EXERCISE REQUIREMENTS — Reproduce all the lines below exactly and omit the images.

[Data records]
· · · ·

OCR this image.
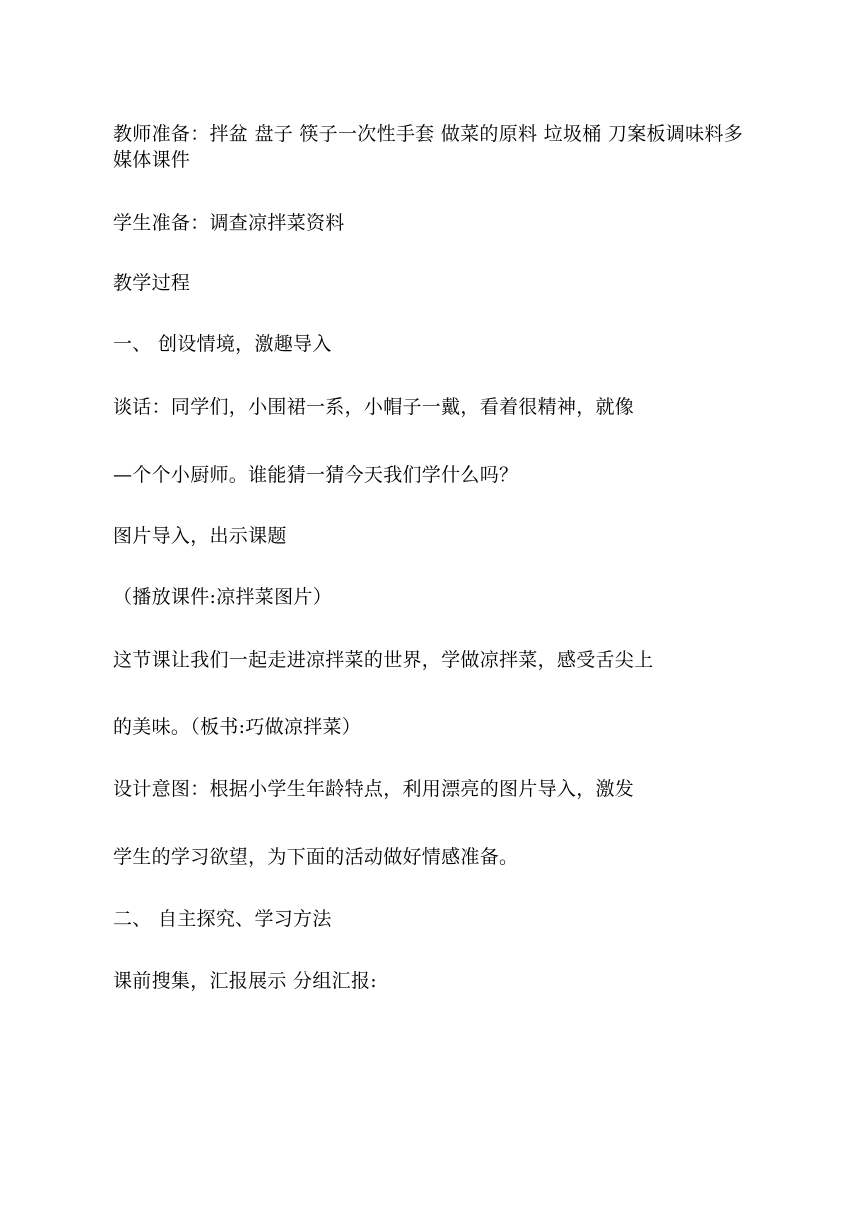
教师准备：拌盆 盘子 筷子一次性手套 做菜的原料 垃圾桶 刀案板调味料多媒体课件
学生准备：调查凉拌菜资料
教学过程
一、 创设情境，激趣导入
谈话：同学们，小围裙一系，小帽子一戴，看着很精神，就像
—个个小厨师。谁能猜一猜今天我们学什么吗？
图片导入，出示课题
（播放课件:凉拌菜图片）
这节课让我们一起走进凉拌菜的世界，学做凉拌菜，感受舌尖上
的美味。（板书:巧做凉拌菜）
设计意图：根据小学生年龄特点，利用漂亮的图片导入，激发
学生的学习欲望，为下面的活动做好情感准备。
二、 自主探究、学习方法
课前搜集，汇报展示 分组汇报:
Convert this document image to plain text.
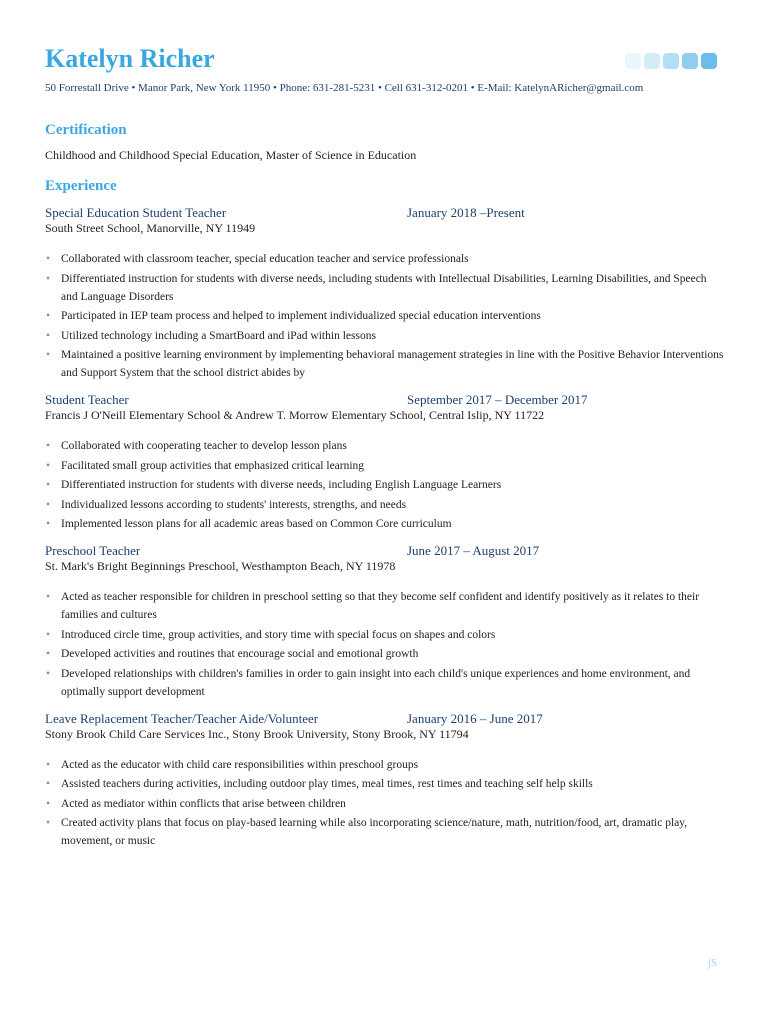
Katelyn Richer
50 Forrestall Drive • Manor Park, New York 11950 • Phone: 631-281-5231 • Cell 631-312-0201 • E-Mail: KatelynARicher@gmail.com
Certification
Childhood and Childhood Special Education, Master of Science in Education
Experience
Special Education Student Teacher	January 2018 –Present
South Street School, Manorville, NY 11949
• Collaborated with classroom teacher, special education teacher and service professionals
• Differentiated instruction for students with diverse needs, including students with Intellectual Disabilities, Learning Disabilities, and Speech and Language Disorders
• Participated in IEP team process and helped to implement individualized special education interventions
• Utilized technology including a SmartBoard and iPad within lessons
• Maintained a positive learning environment by implementing behavioral management strategies in line with the Positive Behavior Interventions and Support System that the school district abides by
Student Teacher	September 2017 – December 2017
Francis J O'Neill Elementary School & Andrew T. Morrow Elementary School, Central Islip, NY 11722
• Collaborated with cooperating teacher to develop lesson plans
• Facilitated small group activities that emphasized critical learning
• Differentiated instruction for students with diverse needs, including English Language Learners
• Individualized lessons according to students' interests, strengths, and needs
• Implemented lesson plans for all academic areas based on Common Core curriculum
Preschool Teacher	June 2017 – August 2017
St. Mark's Bright Beginnings Preschool, Westhampton Beach, NY 11978
• Acted as teacher responsible for children in preschool setting so that they become self confident and identify positively as it relates to their families and cultures
• Introduced circle time, group activities, and story time with special focus on shapes and colors
• Developed activities and routines that encourage social and emotional growth
• Developed relationships with children's families in order to gain insight into each child's unique experiences and home environment, and optimally support development
Leave Replacement Teacher/Teacher Aide/Volunteer	January 2016 – June 2017
Stony Brook Child Care Services Inc., Stony Brook University, Stony Brook, NY 11794
• Acted as the educator with child care responsibilities within preschool groups
• Assisted teachers during activities, including outdoor play times, meal times, rest times and teaching self help skills
• Acted as mediator within conflicts that arise between children
• Created activity plans that focus on play-based learning while also incorporating science/nature, math, nutrition/food, art, dramatic play, movement, or music
jS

· · · ·

RESULT OF THE EXERCISE —
OCR this image.
教师准备：拌盆 盘子 筷子一次性手套 做菜的原料 垃圾桶 刀案板调味料多媒体课件
学生准备：调查凉拌菜资料
教学过程
一、 创设情境，激趣导入
谈话：同学们，小围裙一系，小帽子一戴，看着很精神，就像
—个个小厨师。谁能猜一猜今天我们学什么吗？
图片导入，出示课题
（播放课件:凉拌菜图片）
这节课让我们一起走进凉拌菜的世界，学做凉拌菜，感受舌尖上
的美味。（板书:巧做凉拌菜）
设计意图：根据小学生年龄特点，利用漂亮的图片导入，激发
学生的学习欲望，为下面的活动做好情感准备。
二、 自主探究、学习方法
课前搜集，汇报展示 分组汇报:
Convert this document image to plain text.
Katelyn Richer
50 Forrestall Drive • Manor Park, New York 11950 • Phone: 631-281-5231 • Cell 631-312-0201 • E-Mail: KatelynARicher@gmail.com
Certification
Childhood and Childhood Special Education, Master of Science in Education
Experience
Special Education Student Teacher	January 2018 –Present
South Street School, Manorville, NY 11949
• Collaborated with classroom teacher, special education teacher and service professionals
• Differentiated instruction for students with diverse needs, including students with Intellectual Disabilities, Learning Disabilities, and Speech and Language Disorders
• Participated in IEP team process and helped to implement individualized special education interventions
• Utilized technology including a SmartBoard and iPad within lessons
• Maintained a positive learning environment by implementing behavioral management strategies in line with the Positive Behavior Interventions and Support System that the school district abides by
Student Teacher	September 2017 – December 2017
Francis J O'Neill Elementary School & Andrew T. Morrow Elementary School, Central Islip, NY 11722
• Collaborated with cooperating teacher to develop lesson plans
• Facilitated small group activities that emphasized critical learning
• Differentiated instruction for students with diverse needs, including English Language Learners
• Individualized lessons according to students' interests, strengths, and needs
• Implemented lesson plans for all academic areas based on Common Core curriculum
Preschool Teacher	June 2017 – August 2017
St. Mark's Bright Beginnings Preschool, Westhampton Beach, NY 11978
• Acted as teacher responsible for children in preschool setting so that they become self confident and identify positively as it relates to their families and cultures
• Introduced circle time, group activities, and story time with special focus on shapes and colors
• Developed activities and routines that encourage social and emotional growth
• Developed relationships with children's families in order to gain insight into each child's unique experiences and home environment, and optimally support development
Leave Replacement Teacher/Teacher Aide/Volunteer	January 2016 – June 2017
Stony Brook Child Care Services Inc., Stony Brook University, Stony Brook, NY 11794
• Acted as the educator with child care responsibilities within preschool groups
• Assisted teachers during activities, including outdoor play times, meal times, rest times and teaching self help skills
• Acted as mediator within conflicts that arise between children
• Created activity plans that focus on play-based learning while also incorporating science/nature, math, nutrition/food, art, dramatic play, movement, or music
jS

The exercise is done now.